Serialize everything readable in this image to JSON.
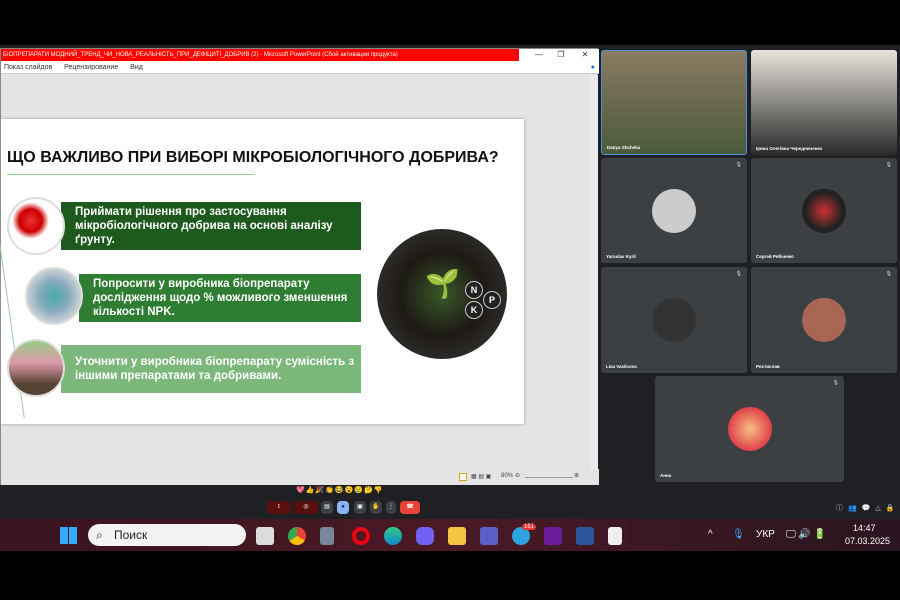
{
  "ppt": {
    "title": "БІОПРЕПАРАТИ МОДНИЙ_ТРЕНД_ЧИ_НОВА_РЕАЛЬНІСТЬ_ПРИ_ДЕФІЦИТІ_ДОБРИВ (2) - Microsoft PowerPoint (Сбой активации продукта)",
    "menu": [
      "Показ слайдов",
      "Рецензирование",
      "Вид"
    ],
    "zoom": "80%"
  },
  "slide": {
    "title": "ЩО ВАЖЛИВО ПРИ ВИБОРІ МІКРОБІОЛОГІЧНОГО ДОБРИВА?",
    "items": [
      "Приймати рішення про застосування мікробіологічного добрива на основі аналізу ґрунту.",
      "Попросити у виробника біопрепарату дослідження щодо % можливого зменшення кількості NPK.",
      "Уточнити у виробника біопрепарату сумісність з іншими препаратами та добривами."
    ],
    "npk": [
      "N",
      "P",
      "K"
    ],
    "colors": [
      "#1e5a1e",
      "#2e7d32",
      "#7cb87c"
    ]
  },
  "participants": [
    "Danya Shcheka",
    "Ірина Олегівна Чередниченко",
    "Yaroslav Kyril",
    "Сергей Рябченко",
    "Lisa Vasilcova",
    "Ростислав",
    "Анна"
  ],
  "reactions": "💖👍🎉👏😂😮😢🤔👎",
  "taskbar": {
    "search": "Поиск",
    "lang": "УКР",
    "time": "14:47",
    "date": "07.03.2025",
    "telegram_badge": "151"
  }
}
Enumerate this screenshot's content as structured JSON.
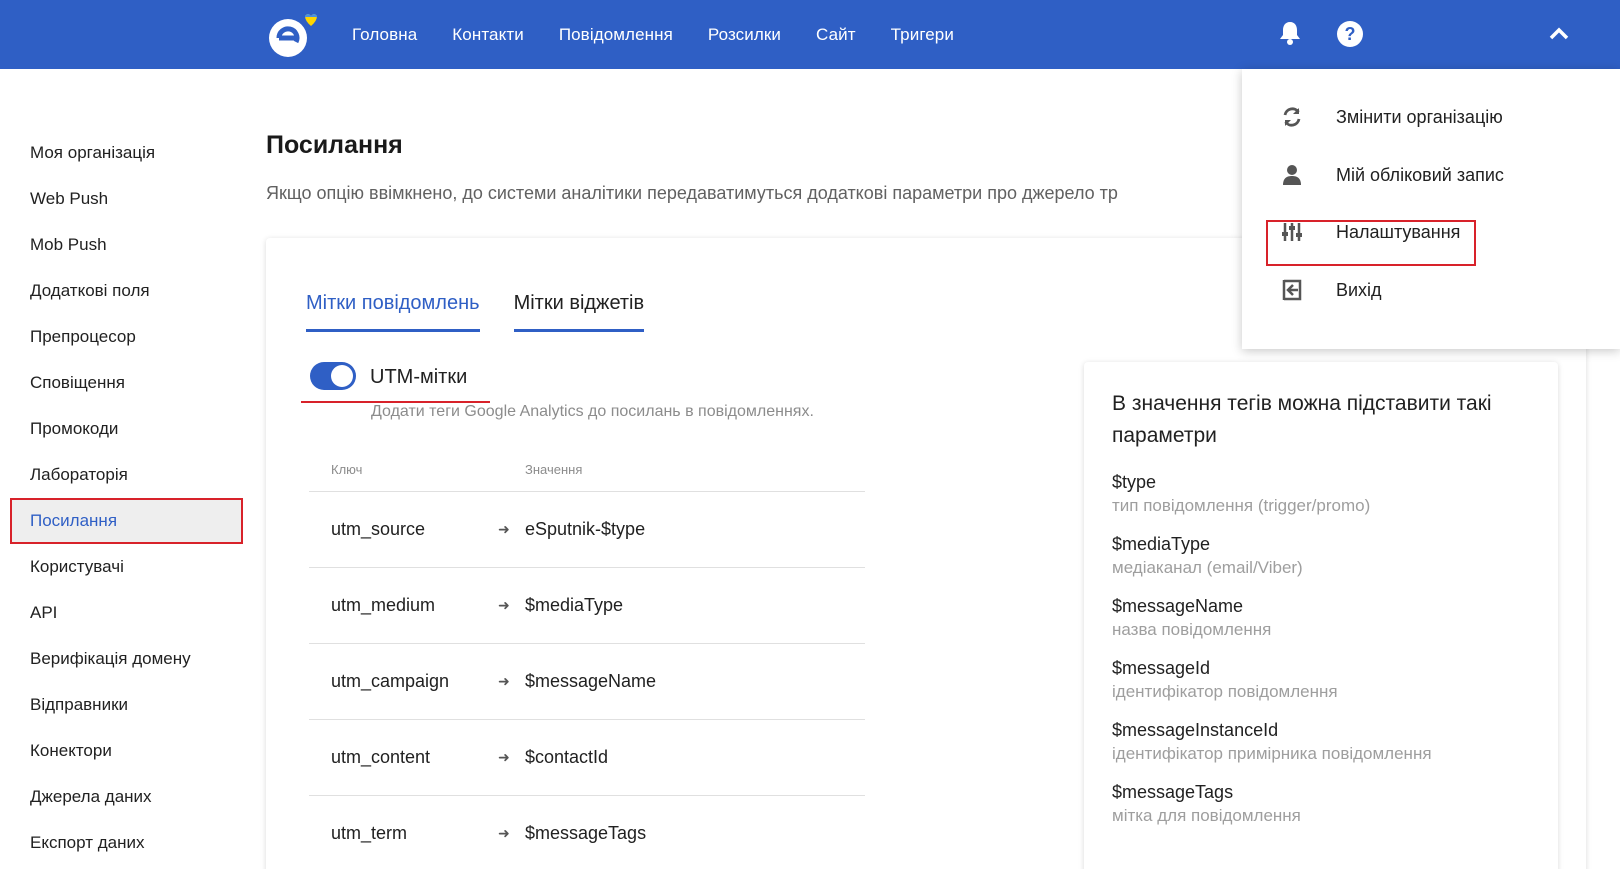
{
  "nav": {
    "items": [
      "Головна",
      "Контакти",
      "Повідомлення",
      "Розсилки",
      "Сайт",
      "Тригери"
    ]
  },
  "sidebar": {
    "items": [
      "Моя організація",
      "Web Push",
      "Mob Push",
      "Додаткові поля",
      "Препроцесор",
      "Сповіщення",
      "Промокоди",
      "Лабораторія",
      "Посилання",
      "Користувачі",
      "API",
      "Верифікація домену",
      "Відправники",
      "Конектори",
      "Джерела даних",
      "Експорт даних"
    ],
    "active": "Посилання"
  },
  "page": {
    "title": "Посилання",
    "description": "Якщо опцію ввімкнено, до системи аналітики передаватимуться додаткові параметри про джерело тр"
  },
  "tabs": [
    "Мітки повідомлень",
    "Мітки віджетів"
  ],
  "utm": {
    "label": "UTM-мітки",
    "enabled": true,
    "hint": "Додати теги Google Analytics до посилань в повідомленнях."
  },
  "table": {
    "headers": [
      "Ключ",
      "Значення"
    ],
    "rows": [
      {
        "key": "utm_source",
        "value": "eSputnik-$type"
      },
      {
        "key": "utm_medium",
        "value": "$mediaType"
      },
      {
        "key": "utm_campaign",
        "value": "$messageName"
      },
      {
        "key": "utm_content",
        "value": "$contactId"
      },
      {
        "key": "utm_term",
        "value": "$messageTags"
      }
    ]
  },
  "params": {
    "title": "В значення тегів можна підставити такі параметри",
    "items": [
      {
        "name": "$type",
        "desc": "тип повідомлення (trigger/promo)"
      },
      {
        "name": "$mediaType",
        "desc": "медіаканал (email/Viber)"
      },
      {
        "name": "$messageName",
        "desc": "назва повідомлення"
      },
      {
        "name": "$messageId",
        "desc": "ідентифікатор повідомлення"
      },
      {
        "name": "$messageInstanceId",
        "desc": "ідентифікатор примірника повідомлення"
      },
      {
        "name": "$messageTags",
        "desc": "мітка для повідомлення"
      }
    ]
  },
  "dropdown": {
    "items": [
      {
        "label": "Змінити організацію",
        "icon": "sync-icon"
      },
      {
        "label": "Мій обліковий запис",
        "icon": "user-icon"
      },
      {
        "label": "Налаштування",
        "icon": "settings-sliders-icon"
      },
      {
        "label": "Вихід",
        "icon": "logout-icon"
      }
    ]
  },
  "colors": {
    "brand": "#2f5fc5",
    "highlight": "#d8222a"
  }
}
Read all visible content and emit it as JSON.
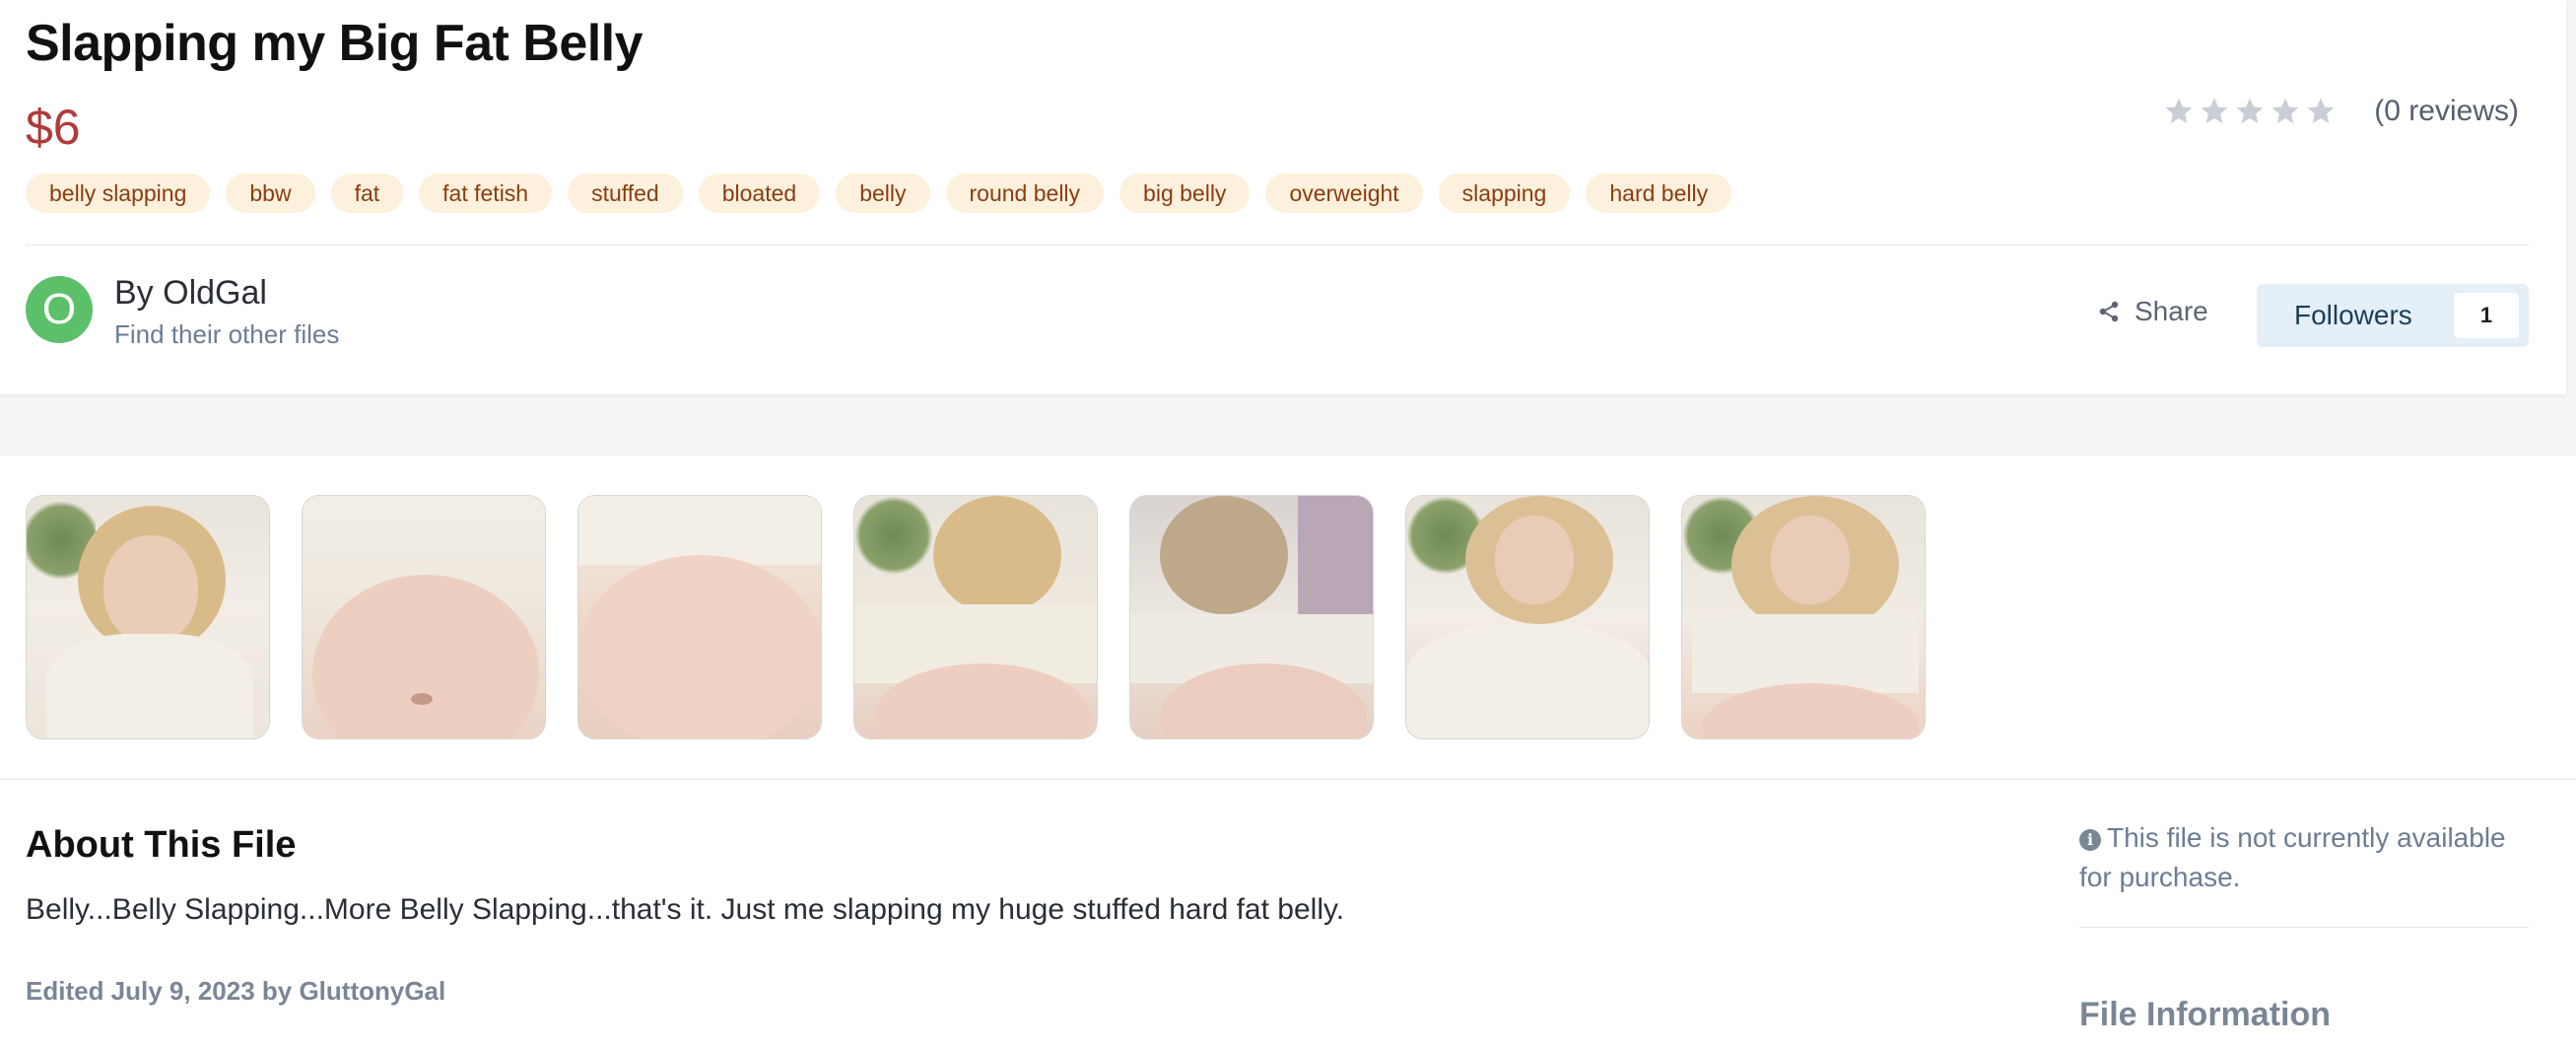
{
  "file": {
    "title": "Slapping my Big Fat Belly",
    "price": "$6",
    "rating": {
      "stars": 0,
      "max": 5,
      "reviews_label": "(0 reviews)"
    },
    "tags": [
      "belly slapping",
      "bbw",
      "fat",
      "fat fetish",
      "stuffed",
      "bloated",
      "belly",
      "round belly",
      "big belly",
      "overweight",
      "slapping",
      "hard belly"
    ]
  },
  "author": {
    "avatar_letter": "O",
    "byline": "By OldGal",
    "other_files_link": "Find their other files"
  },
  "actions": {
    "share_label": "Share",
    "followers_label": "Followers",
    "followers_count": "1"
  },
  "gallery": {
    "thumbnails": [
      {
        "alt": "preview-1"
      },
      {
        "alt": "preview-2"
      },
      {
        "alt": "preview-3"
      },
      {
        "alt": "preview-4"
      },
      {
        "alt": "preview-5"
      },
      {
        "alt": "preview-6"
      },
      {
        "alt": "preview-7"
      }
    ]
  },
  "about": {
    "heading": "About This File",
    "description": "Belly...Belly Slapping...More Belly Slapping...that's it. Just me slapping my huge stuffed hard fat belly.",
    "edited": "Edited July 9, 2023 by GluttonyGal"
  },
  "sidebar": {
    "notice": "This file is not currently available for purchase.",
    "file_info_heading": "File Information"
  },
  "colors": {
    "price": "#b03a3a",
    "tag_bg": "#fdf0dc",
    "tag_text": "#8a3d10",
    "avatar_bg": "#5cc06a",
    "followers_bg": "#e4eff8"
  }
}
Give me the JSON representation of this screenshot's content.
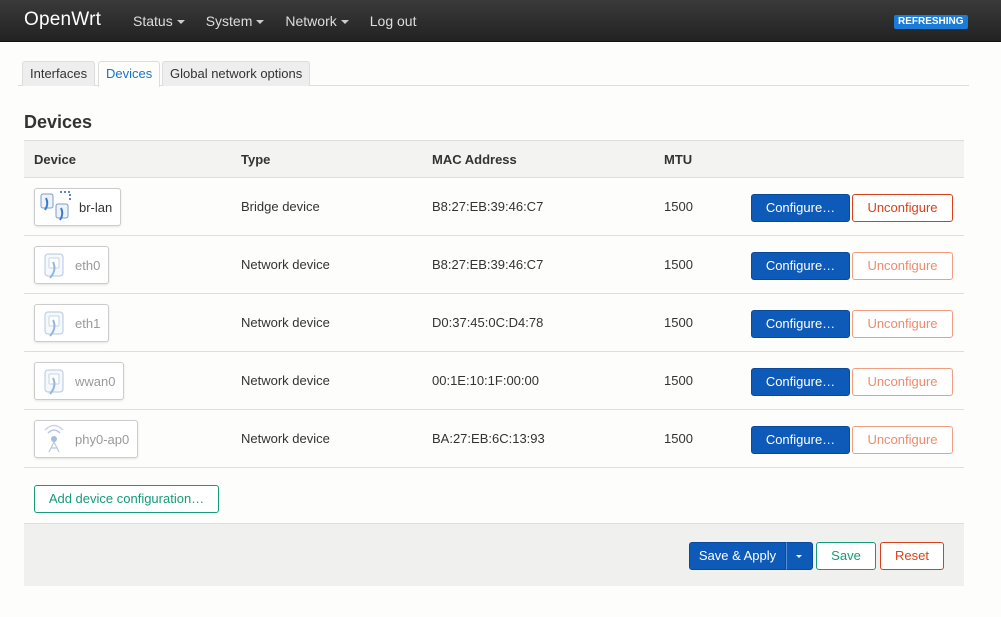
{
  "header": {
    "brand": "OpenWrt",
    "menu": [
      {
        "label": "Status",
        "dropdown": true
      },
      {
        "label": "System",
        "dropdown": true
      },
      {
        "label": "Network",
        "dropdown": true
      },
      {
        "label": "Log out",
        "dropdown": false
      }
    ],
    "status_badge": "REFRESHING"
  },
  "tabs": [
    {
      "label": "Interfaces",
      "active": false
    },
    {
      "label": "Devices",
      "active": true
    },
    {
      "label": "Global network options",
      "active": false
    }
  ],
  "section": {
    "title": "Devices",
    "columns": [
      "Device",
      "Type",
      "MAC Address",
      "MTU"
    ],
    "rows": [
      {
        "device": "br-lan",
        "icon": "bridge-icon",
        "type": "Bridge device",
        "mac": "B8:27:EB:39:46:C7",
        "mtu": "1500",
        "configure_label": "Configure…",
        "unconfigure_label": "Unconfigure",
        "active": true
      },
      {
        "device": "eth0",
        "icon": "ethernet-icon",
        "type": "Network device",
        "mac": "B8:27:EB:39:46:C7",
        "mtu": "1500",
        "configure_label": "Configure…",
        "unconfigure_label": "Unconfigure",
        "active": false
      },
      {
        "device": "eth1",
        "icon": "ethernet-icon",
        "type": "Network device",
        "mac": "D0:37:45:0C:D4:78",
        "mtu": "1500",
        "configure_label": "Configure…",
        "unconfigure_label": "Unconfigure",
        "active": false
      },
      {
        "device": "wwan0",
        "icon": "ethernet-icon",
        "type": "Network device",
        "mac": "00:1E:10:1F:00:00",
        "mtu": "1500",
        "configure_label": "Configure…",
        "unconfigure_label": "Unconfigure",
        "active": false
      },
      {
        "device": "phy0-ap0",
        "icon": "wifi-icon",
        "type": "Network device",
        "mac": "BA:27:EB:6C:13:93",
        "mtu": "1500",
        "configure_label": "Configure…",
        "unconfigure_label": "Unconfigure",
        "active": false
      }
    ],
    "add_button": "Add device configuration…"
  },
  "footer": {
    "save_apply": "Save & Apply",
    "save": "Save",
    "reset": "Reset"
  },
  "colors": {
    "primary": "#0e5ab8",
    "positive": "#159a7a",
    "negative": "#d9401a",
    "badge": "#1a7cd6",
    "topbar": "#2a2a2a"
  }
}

Given exercise: Filter the entries above down to the lines containing the word "messageTags".

Solution to this problem:
        "value": "$messageTags"
        "name": "$messageTags",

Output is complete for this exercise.